Excerto do documento ::
/---
Comecemos por onde deve ser, mesmo repetindo histórias. O termo intelectual é bastante recente, e muito francês, substituindo até certo ponto o de filósofo. Nasceu social e politicamente no caso Dreyfus, embora semanticamente já se usasse antes. Foi o J’accuse de Émile Zola (contribuindo para que Dreyfus tivesse um segundo julgamento, onde ficou provada a sua inocência), publicado em Aurora no dia 13 de Janeiro de 1889 (carta aberta ao Presidente da República, Félix Faurel), que tornou o intelectual um dos novos heróis da República (paradoxalmente, usando a acusação que os detractores de Dreyfus fizeram aos seus contendores: chamavam-lhes “meros intelectuais” para glosar a sua ignorância).[1] Mas já naquele tempo continha uma carga narcísica que nunca mais cessou de curto-circuitar a sua possível grandeza. Depois, a palavra foi-se fixando e, como acontece muitas vezes, vieram os profissionais da definição tentar espartilhar o seu sentido, mas sem abandonarem completamente o tom dissensual: Julien Benda, Raymond Aron, Jean-Paul Sartre, Albert Camus, Gilles Deleuze, Michel Foucault, Noam Chomsky, entre outros.

1- Antigamente, quando era feliz devido a uma dose exacta de ignorância, tinha para mim como certo que havia em Lisboa duas divisões de intelectuais: na 2.ª divisão, os que iam ver filmes (sempre de “qualidade”) ao Quarteto (agora evangeliza de outra forma), jornal Expresso debaixo do braço; na primeira divisão, os que iam à Cinemateca “ver arte”, acompanhados pela publicação que na altura tinha o recorde mundial das gralhas (mágicas, algumas), o Jornal de Letras. Os dois jornais eram em formato XL e sugeriam que quem se escondia por detrás deles devia ter em casa uma biblioteca-e-pêras, lida e sublinhada, discutida com pessoas do mesmo calibre, pronta a ser incendiada, ou vendida ao quilo (bem pior), pelo filho misólogo que esses pais por vezes educam.
\---
Tarefas a realizar ::
**A.** Duplique, a partir do excerto sobre o termo intelectual, o trecho que começa em "1- Antigamente, quando" e continua até "por vezes educam.".
**B.** Segundo o excerto sobre o termo intelectual, onde foi publicado o J’accuse de Émile Zola?

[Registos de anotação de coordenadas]
/---
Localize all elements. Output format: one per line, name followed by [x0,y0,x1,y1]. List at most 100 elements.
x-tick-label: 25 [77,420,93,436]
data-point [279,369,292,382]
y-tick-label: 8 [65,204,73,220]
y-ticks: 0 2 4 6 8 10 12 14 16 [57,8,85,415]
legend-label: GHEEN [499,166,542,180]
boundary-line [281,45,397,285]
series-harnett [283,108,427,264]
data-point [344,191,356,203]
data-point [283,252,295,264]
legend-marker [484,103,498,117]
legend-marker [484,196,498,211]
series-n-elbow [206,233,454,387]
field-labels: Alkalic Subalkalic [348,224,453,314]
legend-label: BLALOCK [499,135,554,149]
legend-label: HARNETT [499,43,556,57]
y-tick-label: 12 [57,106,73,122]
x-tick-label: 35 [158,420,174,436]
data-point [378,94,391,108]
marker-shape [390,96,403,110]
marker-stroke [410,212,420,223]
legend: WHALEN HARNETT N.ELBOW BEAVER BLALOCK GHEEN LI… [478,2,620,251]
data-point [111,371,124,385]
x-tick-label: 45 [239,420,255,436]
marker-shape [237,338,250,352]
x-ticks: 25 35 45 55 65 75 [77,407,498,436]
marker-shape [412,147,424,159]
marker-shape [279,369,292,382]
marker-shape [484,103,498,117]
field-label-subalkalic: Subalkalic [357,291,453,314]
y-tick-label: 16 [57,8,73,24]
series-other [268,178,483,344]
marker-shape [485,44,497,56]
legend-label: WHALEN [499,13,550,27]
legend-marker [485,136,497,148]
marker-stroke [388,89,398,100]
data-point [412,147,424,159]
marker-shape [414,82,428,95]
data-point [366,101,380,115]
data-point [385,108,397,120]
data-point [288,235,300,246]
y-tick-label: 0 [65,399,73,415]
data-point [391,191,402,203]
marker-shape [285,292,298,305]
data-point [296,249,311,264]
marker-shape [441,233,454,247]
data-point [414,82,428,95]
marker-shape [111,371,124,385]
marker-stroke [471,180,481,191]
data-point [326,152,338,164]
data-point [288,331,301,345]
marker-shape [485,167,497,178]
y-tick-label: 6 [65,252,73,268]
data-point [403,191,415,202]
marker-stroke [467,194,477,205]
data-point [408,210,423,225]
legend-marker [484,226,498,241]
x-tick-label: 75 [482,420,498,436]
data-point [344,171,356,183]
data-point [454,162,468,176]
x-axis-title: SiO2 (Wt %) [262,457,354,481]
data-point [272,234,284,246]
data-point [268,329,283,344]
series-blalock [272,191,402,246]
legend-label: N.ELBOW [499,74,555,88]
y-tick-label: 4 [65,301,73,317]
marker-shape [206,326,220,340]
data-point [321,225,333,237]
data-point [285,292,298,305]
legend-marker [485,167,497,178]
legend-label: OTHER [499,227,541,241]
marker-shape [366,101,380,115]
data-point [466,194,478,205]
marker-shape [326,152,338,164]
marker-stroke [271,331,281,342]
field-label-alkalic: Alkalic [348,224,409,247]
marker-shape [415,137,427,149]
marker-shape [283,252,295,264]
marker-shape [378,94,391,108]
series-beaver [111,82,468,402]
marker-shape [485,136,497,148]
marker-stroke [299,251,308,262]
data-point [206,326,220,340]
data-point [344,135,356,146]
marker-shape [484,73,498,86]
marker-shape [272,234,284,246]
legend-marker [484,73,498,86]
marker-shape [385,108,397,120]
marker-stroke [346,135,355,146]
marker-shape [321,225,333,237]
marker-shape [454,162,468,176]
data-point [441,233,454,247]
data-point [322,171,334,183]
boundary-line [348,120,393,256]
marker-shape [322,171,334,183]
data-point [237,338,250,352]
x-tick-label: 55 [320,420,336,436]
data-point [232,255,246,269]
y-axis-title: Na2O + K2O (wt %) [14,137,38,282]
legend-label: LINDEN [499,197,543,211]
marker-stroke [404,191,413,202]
\---
Soluções das tarefas ::
**A.**
1- Antigamente, quando era feliz devido a uma dose exacta de ignorância, tinha para mim como certo que havia em Lisboa duas divisões de intelectuais: na 2.ª divisão, os que iam ver filmes (sempre de “qualidade”) ao Quarteto (agora evangeliza de outra forma), jornal Expresso debaixo do braço; na primeira divisão, os que iam à Cinemateca “ver arte”, acompanhados pela publicação que na altura tinha o recorde mundial das gralhas (mágicas, algumas), o Jornal de Letras. Os dois jornais eram em formato XL e sugeriam que quem se escondia por detrás deles devia ter em casa uma biblioteca-e-pêras, lida e sublinhada, discutida com pessoas do mesmo calibre, pronta a ser incendiada, ou vendida ao quilo (bem pior), pelo filho misólogo que esses pais por vezes educam.

**B.** Em Aurora.